## TEKS DOKUMEN
○ ○ ○ ○ ○ ○ ○
Kebudayaan Asing Masuk Indonesia (II)

JAKARTA, KOMPAS.com – Menteri Pemberdayaan Perempuan dan Anak Yohana Yambise terkejut saat mendaapatkan informasi bahwa ada pesta bikini untuk siswa SMA/SMK setelah mereka mengikuti ujian nasional. Menurut dia, pesta bikini tidak sesuai dengan budaya Indonesia yang mengedepankan asas dan norma kesantunan.
“Kita harus kaji, itu harus dipertanyakan. Itu masalah budaya barat yang masuk. Tidak semua budaya kita terima,” kata Yohana, di Kompleks Parlemen, Senayan, Jakarta, Kamis (23/4/2015)
Yohana mengaku belum mengetahui tentang undangan acara yang akan diselenggarakan di sebuah hotel di Jakarta itu. Ia pun memerintahkan salah satu staffnya untuk melakukan pengecekan.
○ ○ ○ ○ ○ ○ ○
(Entri posisi item)
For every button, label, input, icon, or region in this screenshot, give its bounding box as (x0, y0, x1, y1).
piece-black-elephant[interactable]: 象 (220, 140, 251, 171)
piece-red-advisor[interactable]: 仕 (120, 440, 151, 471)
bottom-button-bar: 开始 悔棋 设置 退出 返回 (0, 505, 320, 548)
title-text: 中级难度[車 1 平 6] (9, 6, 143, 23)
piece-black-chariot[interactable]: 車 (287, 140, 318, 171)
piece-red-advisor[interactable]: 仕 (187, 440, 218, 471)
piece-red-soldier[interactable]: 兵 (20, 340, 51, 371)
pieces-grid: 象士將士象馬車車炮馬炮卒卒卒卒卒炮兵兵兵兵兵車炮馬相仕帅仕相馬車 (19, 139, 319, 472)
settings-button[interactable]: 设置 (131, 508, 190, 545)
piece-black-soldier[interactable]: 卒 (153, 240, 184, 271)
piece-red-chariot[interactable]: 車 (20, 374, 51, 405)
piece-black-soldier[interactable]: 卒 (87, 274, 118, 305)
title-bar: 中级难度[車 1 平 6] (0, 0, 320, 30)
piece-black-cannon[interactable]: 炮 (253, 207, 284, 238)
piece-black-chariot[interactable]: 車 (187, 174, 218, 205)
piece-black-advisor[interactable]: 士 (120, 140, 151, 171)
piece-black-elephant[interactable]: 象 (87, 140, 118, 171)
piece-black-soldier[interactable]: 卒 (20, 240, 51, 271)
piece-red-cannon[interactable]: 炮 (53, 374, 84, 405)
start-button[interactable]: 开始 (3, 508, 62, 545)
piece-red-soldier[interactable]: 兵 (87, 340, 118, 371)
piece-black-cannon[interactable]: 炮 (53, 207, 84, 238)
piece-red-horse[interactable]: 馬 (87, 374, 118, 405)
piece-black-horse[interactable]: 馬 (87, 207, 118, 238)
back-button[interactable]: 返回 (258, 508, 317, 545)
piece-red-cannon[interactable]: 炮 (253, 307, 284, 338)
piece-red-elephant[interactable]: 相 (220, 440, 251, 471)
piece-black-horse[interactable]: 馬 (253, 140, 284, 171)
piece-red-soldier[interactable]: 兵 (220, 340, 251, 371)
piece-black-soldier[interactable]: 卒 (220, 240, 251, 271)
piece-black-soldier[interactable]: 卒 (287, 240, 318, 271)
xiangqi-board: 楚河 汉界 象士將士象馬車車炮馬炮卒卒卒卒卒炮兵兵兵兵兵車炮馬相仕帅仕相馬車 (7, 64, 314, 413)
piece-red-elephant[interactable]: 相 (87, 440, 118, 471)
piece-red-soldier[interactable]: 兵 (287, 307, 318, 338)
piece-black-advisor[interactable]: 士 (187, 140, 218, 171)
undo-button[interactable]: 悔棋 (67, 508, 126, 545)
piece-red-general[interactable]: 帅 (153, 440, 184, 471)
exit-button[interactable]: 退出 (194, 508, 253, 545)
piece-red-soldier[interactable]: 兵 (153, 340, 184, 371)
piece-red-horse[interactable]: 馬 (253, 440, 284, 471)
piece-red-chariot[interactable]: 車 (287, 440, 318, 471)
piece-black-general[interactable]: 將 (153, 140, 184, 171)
○ ○ ○ ○ ○ ○ ○
## TUGAS YANG DIKERJAKAN
A. Kumpulkan setiap baris catatan yang memuat kata "soldier". Huruf besar dan kecil dianggap berbeda.
B. Lanjutkan berita tentang pesta bikini untuk siswa SMA/SMK mulai dari kalimat terakhirnya.

## JAWABAN PER TUGAS
A.
piece-red-soldier[interactable]: 兵 (20, 340, 51, 371)
piece-black-soldier[interactable]: 卒 (153, 240, 184, 271)
piece-black-soldier[interactable]: 卒 (87, 274, 118, 305)
piece-black-soldier[interactable]: 卒 (20, 240, 51, 271)
piece-red-soldier[interactable]: 兵 (87, 340, 118, 371)
piece-red-soldier[interactable]: 兵 (220, 340, 251, 371)
piece-black-soldier[interactable]: 卒 (220, 240, 251, 271)
piece-black-soldier[interactable]: 卒 (287, 240, 318, 271)
piece-red-soldier[interactable]: 兵 (287, 307, 318, 338)
piece-red-soldier[interactable]: 兵 (153, 340, 184, 371)

B.
Yohana mengatakan, kementeriannya akan segera membahas masalah ini dengan Menteri Pendidikan Dasar Dan Menengah Anies Baswedan.
“Saya harus bicara dengan Mendikbud dulu,” katanya.
Sebelumnya, sebuah undangan pesta Splash After Class beredar di media social. Dress code atau tema busana yang ditentukan adalah bikini summer dress. Hal ini mendapat sorotan dari Komisi Perlindungan Anak Indonesia (KPAI).
Komisioner KPAI Bidang Pendidikan, Susanto, mengatakan, ketentuan pakaian yang harus digunakan peserta pesta kelulusan itu tidak sesuai dengan norma sosial. Hal itu berpotensi memicu terjadinya tindak kekerasan terhadap anak, khususnya perempuan. Dia menilai, pesta tersebut tidak pantas diselenggarakan dan harus dibatalkan.
“Kegiatan itu jelas mencederai dunia pendidikan yang jelas-jelas membentuk moral dan intelektual anak. KPAI dengan tegas menyatakan penolakan adanya pesta tersebut,” kata Susanto, Rabu (22/4/2015).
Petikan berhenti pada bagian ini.